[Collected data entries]

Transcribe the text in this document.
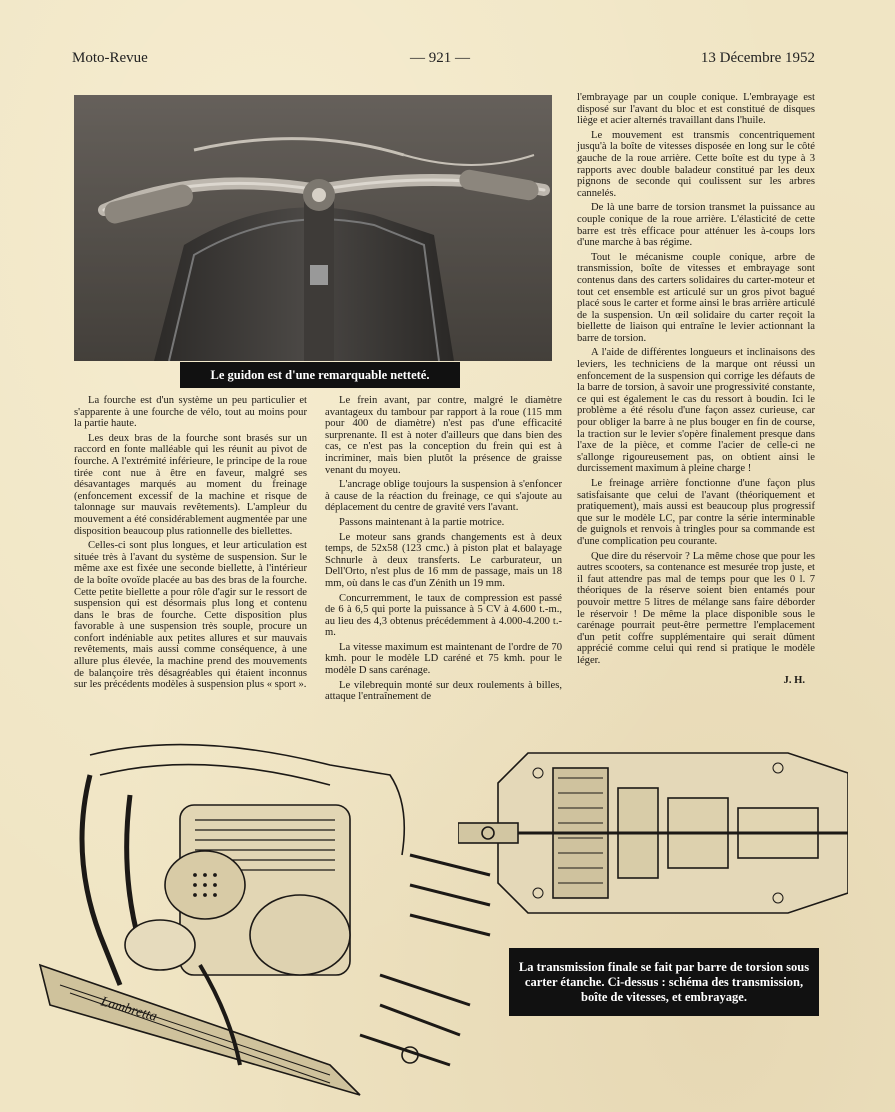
Moto-Revue	— 921 —	13 Décembre 1952
Le guidon est d'une remarquable netteté.

La fourche est d'un système un peu particulier et s'apparente à une fourche de vélo, tout au moins pour la partie haute.

Les deux bras de la fourche sont brasés sur un raccord en fonte malléable qui les réunit au pivot de fourche. A l'extrémité inférieure, le principe de la roue tirée cont nue à être en faveur, malgré ses désavantages marqués au moment du freinage (enfoncement excessif de la machine et risque de talonnage sur mauvais revêtements). L'ampleur du mouvement a été considérablement augmentée par une disposition beaucoup plus rationnelle des biellettes.

Celles-ci sont plus longues, et leur articulation est située très à l'avant du système de suspension. Sur le même axe est fixée une seconde biellette, à l'intérieur de la boîte ovoïde placée au bas des bras de la fourche. Cette petite biellette a pour rôle d'agir sur le ressort de suspension qui est désormais plus long et contenu dans le bras de fourche. Cette disposition plus favorable à une suspension très souple, procure un confort indéniable aux petites allures et sur mauvais revêtements, mais aussi comme conséquence, à une allure plus élevée, la machine prend des mouvements de balançoire très désagréables qui étaient inconnus sur les précédents modèles à suspension plus « sport ».

Le frein avant, par contre, malgré le diamètre avantageux du tambour par rapport à la roue (115 mm pour 400 de diamètre) n'est pas d'une efficacité surprenante. Il est à noter d'ailleurs que dans bien des cas, ce n'est pas la conception du frein qui est à incriminer, mais bien plutôt la présence de graisse venant du moyeu.

L'ancrage oblige toujours la suspension à s'enfoncer à cause de la réaction du freinage, ce qui s'ajoute au déplacement du centre de gravité vers l'avant.

Passons maintenant à la partie motrice.

Le moteur sans grands changements est à deux temps, de 52x58 (123 cmc.) à piston plat et balayage Schnurle à deux transferts. Le carburateur, un Dell'Orto, n'est plus de 16 mm de passage, mais un 18 mm, où dans le cas d'un Zénith un 19 mm.

Concurremment, le taux de compression est passé de 6 à 6,5 qui porte la puissance à 5 CV à 4.600 t.-m., au lieu des 4,3 obtenus précédemment à 4.000-4.200 t.-m.

La vitesse maximum est maintenant de l'ordre de 70 kmh. pour le modèle LD caréné et 75 kmh. pour le modèle D sans carénage.

Le vilebrequin monté sur deux roulements à billes, attaque l'entraînement de

l'embrayage par un couple conique. L'embrayage est disposé sur l'avant du bloc et est constitué de disques liège et acier alternés travaillant dans l'huile.

Le mouvement est transmis concentriquement jusqu'à la boîte de vitesses disposée en long sur le côté gauche de la roue arrière. Cette boîte est du type à 3 rapports avec double baladeur constitué par les deux pignons de seconde qui coulissent sur les arbres cannelés.

De là une barre de torsion transmet la puissance au couple conique de la roue arrière. L'élasticité de cette barre est très efficace pour atténuer les à-coups lors d'une marche à bas régime.

Tout le mécanisme couple conique, arbre de transmission, boîte de vitesses et embrayage sont contenus dans des carters solidaires du carter-moteur et tout cet ensemble est articulé sur un gros pivot bagué placé sous le carter et forme ainsi le bras arrière articulé de la suspension. Un œil solidaire du carter reçoit la biellette de liaison qui entraîne le levier actionnant la barre de torsion.

A l'aide de différentes longueurs et inclinaisons des leviers, les techniciens de la marque ont réussi un enfoncement de la suspension qui corrige les défauts de la barre de torsion, à savoir une progressivité constante, ce qui est également le cas du ressort à boudin. Ici le problème a été résolu d'une façon assez curieuse, car pour obliger la barre à ne plus bouger en fin de course, la traction sur le levier s'opère finalement presque dans l'axe de la pièce, et comme l'acier de celle-ci ne s'allonge rigoureusement pas, on obtient ainsi le durcissement maximum à pleine charge !

Le freinage arrière fonctionne d'une façon plus satisfaisante que celui de l'avant (théoriquement et pratiquement), mais aussi est beaucoup plus progressif que sur le modèle LC, par contre la série interminable de guignols et renvois à tringles pour sa commande est d'une complication peu courante.

Que dire du réservoir ? La même chose que pour les autres scooters, sa contenance est mesurée trop juste, et il faut attendre pas mal de temps pour que les 0 l. 7 théoriques de la réserve soient bien entamés pour pouvoir mettre 5 litres de mélange sans faire déborder le réservoir ! De même la place disponible sous le carénage pourrait peut-être permettre l'emplacement d'un petit coffre supplémentaire qui serait dûment apprécié comme celui qui rend si pratique le modèle léger.

J. H.
Lambretta
La transmission finale se fait par barre de torsion sous carter étanche. Ci-dessus : schéma des transmission, boîte de vitesses, et embrayage.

§ Exercise directions
Leaving all pictures aside, quote each record exactly.

§ Response to the task
Transcribe the text in this document.
Moto-Revue	— 921 —	13 Décembre 1952
Le guidon est d'une remarquable netteté.

La fourche est d'un système un peu particulier et s'apparente à une fourche de vélo, tout au moins pour la partie haute.

Les deux bras de la fourche sont brasés sur un raccord en fonte malléable qui les réunit au pivot de fourche. A l'extrémité inférieure, le principe de la roue tirée cont nue à être en faveur, malgré ses désavantages marqués au moment du freinage (enfoncement excessif de la machine et risque de talonnage sur mauvais revêtements). L'ampleur du mouvement a été considérablement augmentée par une disposition beaucoup plus rationnelle des biellettes.

Celles-ci sont plus longues, et leur articulation est située très à l'avant du système de suspension. Sur le même axe est fixée une seconde biellette, à l'intérieur de la boîte ovoïde placée au bas des bras de la fourche. Cette petite biellette a pour rôle d'agir sur le ressort de suspension qui est désormais plus long et contenu dans le bras de fourche. Cette disposition plus favorable à une suspension très souple, procure un confort indéniable aux petites allures et sur mauvais revêtements, mais aussi comme conséquence, à une allure plus élevée, la machine prend des mouvements de balançoire très désagréables qui étaient inconnus sur les précédents modèles à suspension plus « sport ».

Le frein avant, par contre, malgré le diamètre avantageux du tambour par rapport à la roue (115 mm pour 400 de diamètre) n'est pas d'une efficacité surprenante. Il est à noter d'ailleurs que dans bien des cas, ce n'est pas la conception du frein qui est à incriminer, mais bien plutôt la présence de graisse venant du moyeu.

L'ancrage oblige toujours la suspension à s'enfoncer à cause de la réaction du freinage, ce qui s'ajoute au déplacement du centre de gravité vers l'avant.

Passons maintenant à la partie motrice.

Le moteur sans grands changements est à deux temps, de 52x58 (123 cmc.) à piston plat et balayage Schnurle à deux transferts. Le carburateur, un Dell'Orto, n'est plus de 16 mm de passage, mais un 18 mm, où dans le cas d'un Zénith un 19 mm.

Concurremment, le taux de compression est passé de 6 à 6,5 qui porte la puissance à 5 CV à 4.600 t.-m., au lieu des 4,3 obtenus précédemment à 4.000-4.200 t.-m.

La vitesse maximum est maintenant de l'ordre de 70 kmh. pour le modèle LD caréné et 75 kmh. pour le modèle D sans carénage.

Le vilebrequin monté sur deux roulements à billes, attaque l'entraînement de

l'embrayage par un couple conique. L'embrayage est disposé sur l'avant du bloc et est constitué de disques liège et acier alternés travaillant dans l'huile.

Le mouvement est transmis concentriquement jusqu'à la boîte de vitesses disposée en long sur le côté gauche de la roue arrière. Cette boîte est du type à 3 rapports avec double baladeur constitué par les deux pignons de seconde qui coulissent sur les arbres cannelés.

De là une barre de torsion transmet la puissance au couple conique de la roue arrière. L'élasticité de cette barre est très efficace pour atténuer les à-coups lors d'une marche à bas régime.

Tout le mécanisme couple conique, arbre de transmission, boîte de vitesses et embrayage sont contenus dans des carters solidaires du carter-moteur et tout cet ensemble est articulé sur un gros pivot bagué placé sous le carter et forme ainsi le bras arrière articulé de la suspension. Un œil solidaire du carter reçoit la biellette de liaison qui entraîne le levier actionnant la barre de torsion.

A l'aide de différentes longueurs et inclinaisons des leviers, les techniciens de la marque ont réussi un enfoncement de la suspension qui corrige les défauts de la barre de torsion, à savoir une progressivité constante, ce qui est également le cas du ressort à boudin. Ici le problème a été résolu d'une façon assez curieuse, car pour obliger la barre à ne plus bouger en fin de course, la traction sur le levier s'opère finalement presque dans l'axe de la pièce, et comme l'acier de celle-ci ne s'allonge rigoureusement pas, on obtient ainsi le durcissement maximum à pleine charge !

Le freinage arrière fonctionne d'une façon plus satisfaisante que celui de l'avant (théoriquement et pratiquement), mais aussi est beaucoup plus progressif que sur le modèle LC, par contre la série interminable de guignols et renvois à tringles pour sa commande est d'une complication peu courante.

Que dire du réservoir ? La même chose que pour les autres scooters, sa contenance est mesurée trop juste, et il faut attendre pas mal de temps pour que les 0 l. 7 théoriques de la réserve soient bien entamés pour pouvoir mettre 5 litres de mélange sans faire déborder le réservoir ! De même la place disponible sous le carénage pourrait peut-être permettre l'emplacement d'un petit coffre supplémentaire qui serait dûment apprécié comme celui qui rend si pratique le modèle léger.

J. H.
Lambretta
La transmission finale se fait par barre de torsion sous carter étanche. Ci-dessus : schéma des transmission, boîte de vitesses, et embrayage.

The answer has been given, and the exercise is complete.